Write the data out again, character for character, with no images.

--- Records supplied ---

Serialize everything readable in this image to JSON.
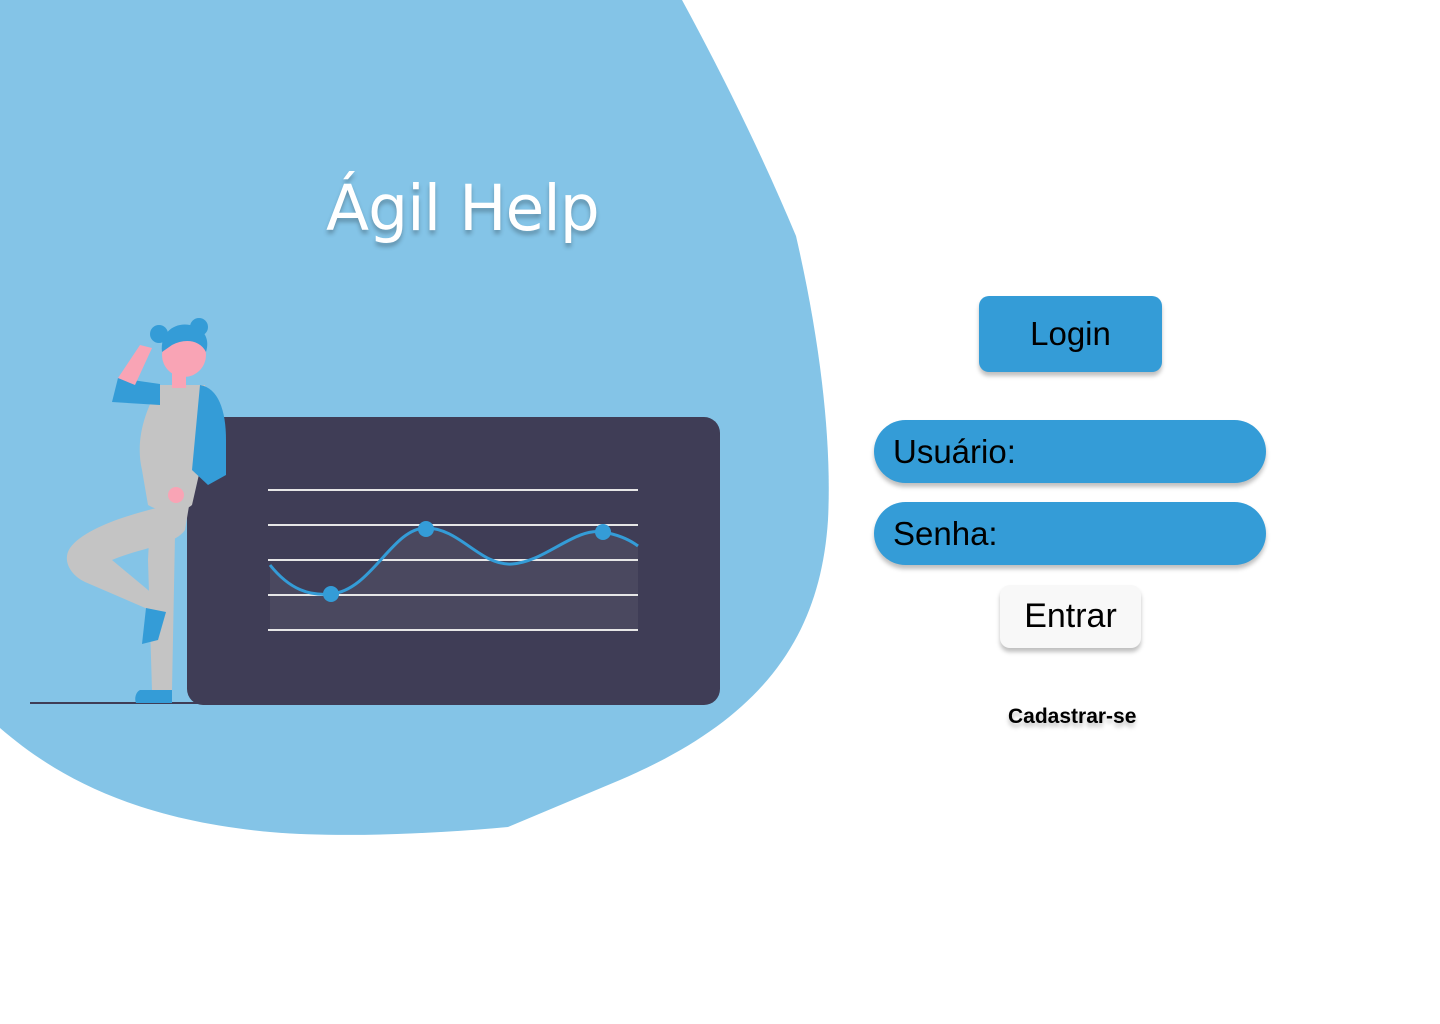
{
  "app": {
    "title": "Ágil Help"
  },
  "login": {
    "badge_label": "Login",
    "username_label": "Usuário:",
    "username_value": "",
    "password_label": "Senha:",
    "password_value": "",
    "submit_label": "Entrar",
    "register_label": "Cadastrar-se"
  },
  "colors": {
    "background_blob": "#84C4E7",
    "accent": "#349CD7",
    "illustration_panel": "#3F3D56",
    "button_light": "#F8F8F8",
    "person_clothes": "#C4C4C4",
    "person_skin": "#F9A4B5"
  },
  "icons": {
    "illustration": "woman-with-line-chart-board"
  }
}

---

- [Correct output]:
Serialize everything readable in this image to JSON.
{
  "app": {
    "title": "Ágil Help"
  },
  "login": {
    "badge_label": "Login",
    "username_label": "Usuário:",
    "username_value": "",
    "password_label": "Senha:",
    "password_value": "",
    "submit_label": "Entrar",
    "register_label": "Cadastrar-se"
  },
  "colors": {
    "background_blob": "#84C4E7",
    "accent": "#349CD7",
    "illustration_panel": "#3F3D56",
    "button_light": "#F8F8F8",
    "person_clothes": "#C4C4C4",
    "person_skin": "#F9A4B5"
  },
  "icons": {
    "illustration": "woman-with-line-chart-board"
  }
}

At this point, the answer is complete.